### WHAT THIS TASK INVOLVES:
Look through the material below. Copy every line with the string "color" in it.
# DATA FOR PROCESSING start
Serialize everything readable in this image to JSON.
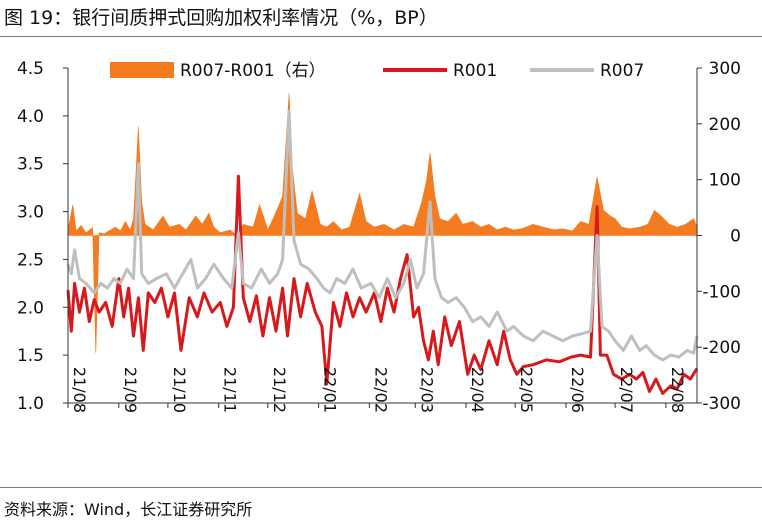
{
  "figure": {
    "title": "图 19：银行间质押式回购加权利率情况（%，BP）",
    "source": "资料来源：Wind，长江证券研究所"
  },
  "chart_data": {
    "type": "line",
    "title": "图 19：银行间质押式回购加权利率情况（%，BP）",
    "xlabel": "",
    "ylabel": "",
    "x_ticks": [
      "21/08",
      "21/09",
      "21/10",
      "21/11",
      "21/12",
      "22/01",
      "22/02",
      "22/03",
      "22/04",
      "22/05",
      "22/06",
      "22/07",
      "22/08"
    ],
    "x_range": [
      "2021-08-01",
      "2022-08-20"
    ],
    "ylim_left": [
      1.0,
      4.5
    ],
    "y_ticks_left": [
      "1.0",
      "1.5",
      "2.0",
      "2.5",
      "3.0",
      "3.5",
      "4.0",
      "4.5"
    ],
    "ylim_right": [
      -300,
      300
    ],
    "y_ticks_right": [
      "-300",
      "-200",
      "-100",
      "0",
      "100",
      "200",
      "300"
    ],
    "grid": false,
    "legend_position": "top",
    "series": [
      {
        "name": "R007-R001（右）",
        "kind": "area",
        "axis": "right",
        "color": "#f47b20",
        "points": [
          [
            "2021-08-01",
            10
          ],
          [
            "2021-08-04",
            55
          ],
          [
            "2021-08-06",
            8
          ],
          [
            "2021-08-09",
            18
          ],
          [
            "2021-08-12",
            5
          ],
          [
            "2021-08-16",
            14
          ],
          [
            "2021-08-18",
            -210
          ],
          [
            "2021-08-20",
            5
          ],
          [
            "2021-08-23",
            3
          ],
          [
            "2021-08-26",
            8
          ],
          [
            "2021-08-30",
            15
          ],
          [
            "2021-09-02",
            8
          ],
          [
            "2021-09-05",
            25
          ],
          [
            "2021-09-08",
            10
          ],
          [
            "2021-09-10",
            30
          ],
          [
            "2021-09-13",
            195
          ],
          [
            "2021-09-15",
            60
          ],
          [
            "2021-09-17",
            20
          ],
          [
            "2021-09-22",
            10
          ],
          [
            "2021-09-28",
            35
          ],
          [
            "2021-10-02",
            15
          ],
          [
            "2021-10-08",
            20
          ],
          [
            "2021-10-12",
            10
          ],
          [
            "2021-10-18",
            35
          ],
          [
            "2021-10-22",
            20
          ],
          [
            "2021-10-26",
            40
          ],
          [
            "2021-10-29",
            15
          ],
          [
            "2021-11-02",
            5
          ],
          [
            "2021-11-08",
            10
          ],
          [
            "2021-11-12",
            0
          ],
          [
            "2021-11-16",
            20
          ],
          [
            "2021-11-22",
            15
          ],
          [
            "2021-11-26",
            55
          ],
          [
            "2021-12-01",
            10
          ],
          [
            "2021-12-05",
            35
          ],
          [
            "2021-12-10",
            70
          ],
          [
            "2021-12-14",
            255
          ],
          [
            "2021-12-16",
            120
          ],
          [
            "2021-12-19",
            40
          ],
          [
            "2021-12-24",
            30
          ],
          [
            "2021-12-28",
            80
          ],
          [
            "2022-01-02",
            20
          ],
          [
            "2022-01-06",
            15
          ],
          [
            "2022-01-10",
            25
          ],
          [
            "2022-01-15",
            10
          ],
          [
            "2022-01-20",
            15
          ],
          [
            "2022-01-26",
            75
          ],
          [
            "2022-01-30",
            25
          ],
          [
            "2022-02-04",
            15
          ],
          [
            "2022-02-10",
            20
          ],
          [
            "2022-02-16",
            10
          ],
          [
            "2022-02-22",
            20
          ],
          [
            "2022-02-28",
            15
          ],
          [
            "2022-03-05",
            60
          ],
          [
            "2022-03-08",
            100
          ],
          [
            "2022-03-10",
            148
          ],
          [
            "2022-03-13",
            70
          ],
          [
            "2022-03-16",
            30
          ],
          [
            "2022-03-21",
            25
          ],
          [
            "2022-03-26",
            40
          ],
          [
            "2022-03-30",
            20
          ],
          [
            "2022-04-05",
            25
          ],
          [
            "2022-04-10",
            15
          ],
          [
            "2022-04-15",
            20
          ],
          [
            "2022-04-20",
            10
          ],
          [
            "2022-04-25",
            15
          ],
          [
            "2022-04-30",
            10
          ],
          [
            "2022-05-05",
            12
          ],
          [
            "2022-05-12",
            20
          ],
          [
            "2022-05-18",
            15
          ],
          [
            "2022-05-25",
            10
          ],
          [
            "2022-05-30",
            12
          ],
          [
            "2022-06-05",
            8
          ],
          [
            "2022-06-10",
            25
          ],
          [
            "2022-06-15",
            20
          ],
          [
            "2022-06-20",
            105
          ],
          [
            "2022-06-24",
            45
          ],
          [
            "2022-06-28",
            35
          ],
          [
            "2022-07-01",
            30
          ],
          [
            "2022-07-05",
            15
          ],
          [
            "2022-07-10",
            12
          ],
          [
            "2022-07-16",
            15
          ],
          [
            "2022-07-21",
            20
          ],
          [
            "2022-07-25",
            45
          ],
          [
            "2022-07-29",
            35
          ],
          [
            "2022-08-03",
            20
          ],
          [
            "2022-08-08",
            15
          ],
          [
            "2022-08-13",
            20
          ],
          [
            "2022-08-18",
            30
          ],
          [
            "2022-08-20",
            15
          ]
        ]
      },
      {
        "name": "R001",
        "kind": "line",
        "axis": "left",
        "color": "#d7191c",
        "points": [
          [
            "2021-08-01",
            2.18
          ],
          [
            "2021-08-03",
            1.75
          ],
          [
            "2021-08-05",
            2.25
          ],
          [
            "2021-08-08",
            1.95
          ],
          [
            "2021-08-11",
            2.2
          ],
          [
            "2021-08-14",
            1.85
          ],
          [
            "2021-08-17",
            2.08
          ],
          [
            "2021-08-20",
            1.95
          ],
          [
            "2021-08-24",
            2.05
          ],
          [
            "2021-08-28",
            1.8
          ],
          [
            "2021-09-01",
            2.3
          ],
          [
            "2021-09-04",
            1.9
          ],
          [
            "2021-09-07",
            2.2
          ],
          [
            "2021-09-10",
            1.7
          ],
          [
            "2021-09-13",
            2.1
          ],
          [
            "2021-09-16",
            1.55
          ],
          [
            "2021-09-19",
            2.15
          ],
          [
            "2021-09-23",
            2.05
          ],
          [
            "2021-09-27",
            2.2
          ],
          [
            "2021-10-01",
            1.9
          ],
          [
            "2021-10-05",
            2.15
          ],
          [
            "2021-10-09",
            1.55
          ],
          [
            "2021-10-14",
            2.1
          ],
          [
            "2021-10-19",
            1.9
          ],
          [
            "2021-10-23",
            2.15
          ],
          [
            "2021-10-28",
            1.95
          ],
          [
            "2021-11-02",
            2.05
          ],
          [
            "2021-11-06",
            1.8
          ],
          [
            "2021-11-10",
            2.0
          ],
          [
            "2021-11-13",
            3.37
          ],
          [
            "2021-11-16",
            2.1
          ],
          [
            "2021-11-20",
            1.85
          ],
          [
            "2021-11-24",
            2.12
          ],
          [
            "2021-11-28",
            1.7
          ],
          [
            "2021-12-02",
            2.1
          ],
          [
            "2021-12-06",
            1.75
          ],
          [
            "2021-12-10",
            2.2
          ],
          [
            "2021-12-13",
            1.7
          ],
          [
            "2021-12-17",
            2.3
          ],
          [
            "2021-12-21",
            1.9
          ],
          [
            "2021-12-25",
            2.25
          ],
          [
            "2021-12-30",
            1.95
          ],
          [
            "2022-01-03",
            1.8
          ],
          [
            "2022-01-06",
            1.2
          ],
          [
            "2022-01-10",
            2.05
          ],
          [
            "2022-01-14",
            1.8
          ],
          [
            "2022-01-18",
            2.15
          ],
          [
            "2022-01-22",
            1.9
          ],
          [
            "2022-01-26",
            2.1
          ],
          [
            "2022-01-30",
            1.95
          ],
          [
            "2022-02-04",
            2.15
          ],
          [
            "2022-02-08",
            1.85
          ],
          [
            "2022-02-12",
            2.2
          ],
          [
            "2022-02-16",
            1.95
          ],
          [
            "2022-02-20",
            2.3
          ],
          [
            "2022-02-24",
            2.55
          ],
          [
            "2022-02-28",
            1.9
          ],
          [
            "2022-03-03",
            2.0
          ],
          [
            "2022-03-06",
            1.65
          ],
          [
            "2022-03-09",
            1.45
          ],
          [
            "2022-03-12",
            1.75
          ],
          [
            "2022-03-15",
            1.4
          ],
          [
            "2022-03-19",
            1.9
          ],
          [
            "2022-03-23",
            1.6
          ],
          [
            "2022-03-28",
            1.85
          ],
          [
            "2022-04-02",
            1.3
          ],
          [
            "2022-04-06",
            1.5
          ],
          [
            "2022-04-10",
            1.35
          ],
          [
            "2022-04-15",
            1.65
          ],
          [
            "2022-04-20",
            1.4
          ],
          [
            "2022-04-24",
            1.75
          ],
          [
            "2022-04-28",
            1.45
          ],
          [
            "2022-05-02",
            1.3
          ],
          [
            "2022-05-06",
            1.38
          ],
          [
            "2022-05-12",
            1.4
          ],
          [
            "2022-05-20",
            1.45
          ],
          [
            "2022-05-28",
            1.43
          ],
          [
            "2022-06-04",
            1.48
          ],
          [
            "2022-06-10",
            1.5
          ],
          [
            "2022-06-16",
            1.48
          ],
          [
            "2022-06-20",
            3.05
          ],
          [
            "2022-06-22",
            1.5
          ],
          [
            "2022-06-26",
            1.5
          ],
          [
            "2022-06-30",
            1.3
          ],
          [
            "2022-07-05",
            1.25
          ],
          [
            "2022-07-10",
            1.3
          ],
          [
            "2022-07-14",
            1.25
          ],
          [
            "2022-07-18",
            1.32
          ],
          [
            "2022-07-22",
            1.12
          ],
          [
            "2022-07-26",
            1.25
          ],
          [
            "2022-07-30",
            1.1
          ],
          [
            "2022-08-04",
            1.18
          ],
          [
            "2022-08-08",
            1.15
          ],
          [
            "2022-08-12",
            1.3
          ],
          [
            "2022-08-16",
            1.25
          ],
          [
            "2022-08-20",
            1.36
          ]
        ]
      },
      {
        "name": "R007",
        "kind": "line",
        "axis": "left",
        "color": "#bfbfbf",
        "points": [
          [
            "2021-08-01",
            2.45
          ],
          [
            "2021-08-03",
            2.35
          ],
          [
            "2021-08-05",
            2.6
          ],
          [
            "2021-08-08",
            2.3
          ],
          [
            "2021-08-12",
            2.25
          ],
          [
            "2021-08-17",
            2.15
          ],
          [
            "2021-08-21",
            2.25
          ],
          [
            "2021-08-25",
            2.2
          ],
          [
            "2021-08-29",
            2.3
          ],
          [
            "2021-09-02",
            2.25
          ],
          [
            "2021-09-06",
            2.4
          ],
          [
            "2021-09-10",
            2.3
          ],
          [
            "2021-09-13",
            3.5
          ],
          [
            "2021-09-15",
            2.35
          ],
          [
            "2021-09-19",
            2.25
          ],
          [
            "2021-09-24",
            2.3
          ],
          [
            "2021-09-30",
            2.35
          ],
          [
            "2021-10-05",
            2.2
          ],
          [
            "2021-10-10",
            2.35
          ],
          [
            "2021-10-15",
            2.5
          ],
          [
            "2021-10-19",
            2.2
          ],
          [
            "2021-10-24",
            2.3
          ],
          [
            "2021-10-29",
            2.45
          ],
          [
            "2021-11-04",
            2.3
          ],
          [
            "2021-11-09",
            2.2
          ],
          [
            "2021-11-13",
            2.78
          ],
          [
            "2021-11-16",
            2.25
          ],
          [
            "2021-11-21",
            2.2
          ],
          [
            "2021-11-27",
            2.4
          ],
          [
            "2021-12-02",
            2.25
          ],
          [
            "2021-12-07",
            2.35
          ],
          [
            "2021-12-10",
            2.5
          ],
          [
            "2021-12-14",
            4.05
          ],
          [
            "2021-12-17",
            2.7
          ],
          [
            "2021-12-21",
            2.45
          ],
          [
            "2021-12-26",
            2.4
          ],
          [
            "2021-12-31",
            2.3
          ],
          [
            "2022-01-04",
            2.2
          ],
          [
            "2022-01-08",
            2.15
          ],
          [
            "2022-01-12",
            2.3
          ],
          [
            "2022-01-17",
            2.25
          ],
          [
            "2022-01-22",
            2.4
          ],
          [
            "2022-01-27",
            2.2
          ],
          [
            "2022-02-02",
            2.25
          ],
          [
            "2022-02-07",
            2.1
          ],
          [
            "2022-02-12",
            2.3
          ],
          [
            "2022-02-17",
            2.1
          ],
          [
            "2022-02-22",
            2.25
          ],
          [
            "2022-02-26",
            2.5
          ],
          [
            "2022-03-02",
            2.2
          ],
          [
            "2022-03-06",
            2.35
          ],
          [
            "2022-03-10",
            3.1
          ],
          [
            "2022-03-13",
            2.3
          ],
          [
            "2022-03-17",
            2.1
          ],
          [
            "2022-03-21",
            2.05
          ],
          [
            "2022-03-26",
            2.1
          ],
          [
            "2022-03-31",
            2.0
          ],
          [
            "2022-04-05",
            1.85
          ],
          [
            "2022-04-10",
            1.9
          ],
          [
            "2022-04-15",
            1.8
          ],
          [
            "2022-04-20",
            1.95
          ],
          [
            "2022-04-26",
            1.75
          ],
          [
            "2022-04-30",
            1.8
          ],
          [
            "2022-05-06",
            1.7
          ],
          [
            "2022-05-12",
            1.65
          ],
          [
            "2022-05-18",
            1.75
          ],
          [
            "2022-05-24",
            1.7
          ],
          [
            "2022-05-30",
            1.65
          ],
          [
            "2022-06-05",
            1.7
          ],
          [
            "2022-06-10",
            1.72
          ],
          [
            "2022-06-16",
            1.75
          ],
          [
            "2022-06-20",
            2.75
          ],
          [
            "2022-06-23",
            1.8
          ],
          [
            "2022-06-27",
            1.75
          ],
          [
            "2022-07-01",
            1.65
          ],
          [
            "2022-07-06",
            1.55
          ],
          [
            "2022-07-11",
            1.7
          ],
          [
            "2022-07-16",
            1.55
          ],
          [
            "2022-07-20",
            1.6
          ],
          [
            "2022-07-25",
            1.5
          ],
          [
            "2022-07-30",
            1.45
          ],
          [
            "2022-08-04",
            1.5
          ],
          [
            "2022-08-09",
            1.48
          ],
          [
            "2022-08-14",
            1.55
          ],
          [
            "2022-08-18",
            1.52
          ],
          [
            "2022-08-20",
            1.7
          ]
        ]
      }
    ]
  }
}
# DATA FOR PROCESSING end
### OUTPUT:
        "color": "#f47b20",
        "color": "#d7191c",
        "color": "#bfbfbf",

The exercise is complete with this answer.